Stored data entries
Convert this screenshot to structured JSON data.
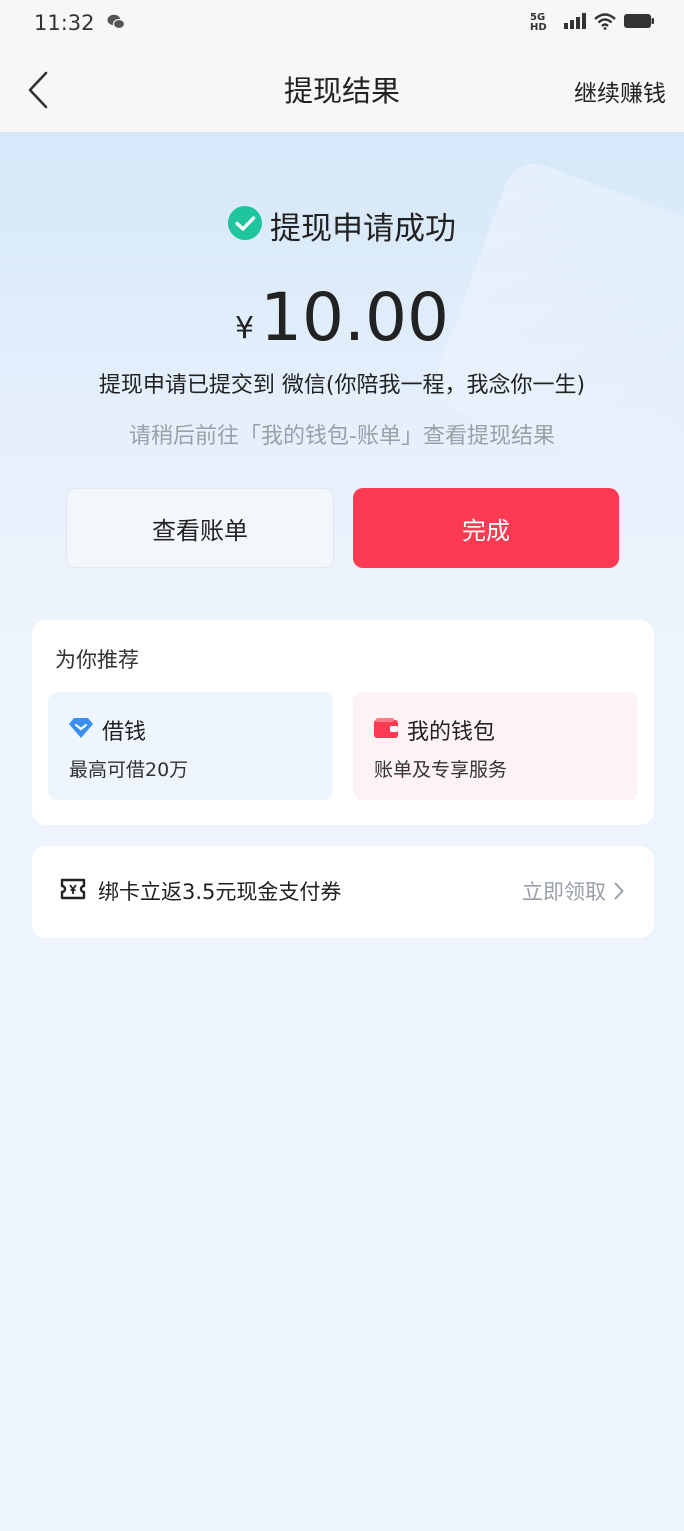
{
  "status_bar": {
    "time": "11:32",
    "network": "5G HD"
  },
  "nav": {
    "title": "提现结果",
    "right_action": "继续赚钱"
  },
  "result": {
    "status_text": "提现申请成功",
    "currency_symbol": "¥",
    "amount": "10.00",
    "submitted_text": "提现申请已提交到 微信(你陪我一程，我念你一生)",
    "hint_text": "请稍后前往「我的钱包-账单」查看提现结果"
  },
  "actions": {
    "view_bill": "查看账单",
    "done": "完成"
  },
  "recommend": {
    "title": "为你推荐",
    "items": [
      {
        "name": "借钱",
        "desc": "最高可借20万",
        "icon": "diamond-icon"
      },
      {
        "name": "我的钱包",
        "desc": "账单及专享服务",
        "icon": "wallet-icon"
      }
    ]
  },
  "promo": {
    "text": "绑卡立返3.5元现金支付券",
    "action": "立即领取",
    "icon": "ticket-icon"
  },
  "colors": {
    "primary": "#fc3a52",
    "success": "#1fc59c",
    "loan_icon": "#3a8ff0"
  }
}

[Do this]:
Transcribe the preceding listing in its entirety and with exact wording, leaving out pictures.

[Answer to the task]:
Convert this screenshot to structured JSON data.
{
  "status_bar": {
    "time": "11:32",
    "network": "5G HD"
  },
  "nav": {
    "title": "提现结果",
    "right_action": "继续赚钱"
  },
  "result": {
    "status_text": "提现申请成功",
    "currency_symbol": "¥",
    "amount": "10.00",
    "submitted_text": "提现申请已提交到 微信(你陪我一程，我念你一生)",
    "hint_text": "请稍后前往「我的钱包-账单」查看提现结果"
  },
  "actions": {
    "view_bill": "查看账单",
    "done": "完成"
  },
  "recommend": {
    "title": "为你推荐",
    "items": [
      {
        "name": "借钱",
        "desc": "最高可借20万",
        "icon": "diamond-icon"
      },
      {
        "name": "我的钱包",
        "desc": "账单及专享服务",
        "icon": "wallet-icon"
      }
    ]
  },
  "promo": {
    "text": "绑卡立返3.5元现金支付券",
    "action": "立即领取",
    "icon": "ticket-icon"
  },
  "colors": {
    "primary": "#fc3a52",
    "success": "#1fc59c",
    "loan_icon": "#3a8ff0"
  }
}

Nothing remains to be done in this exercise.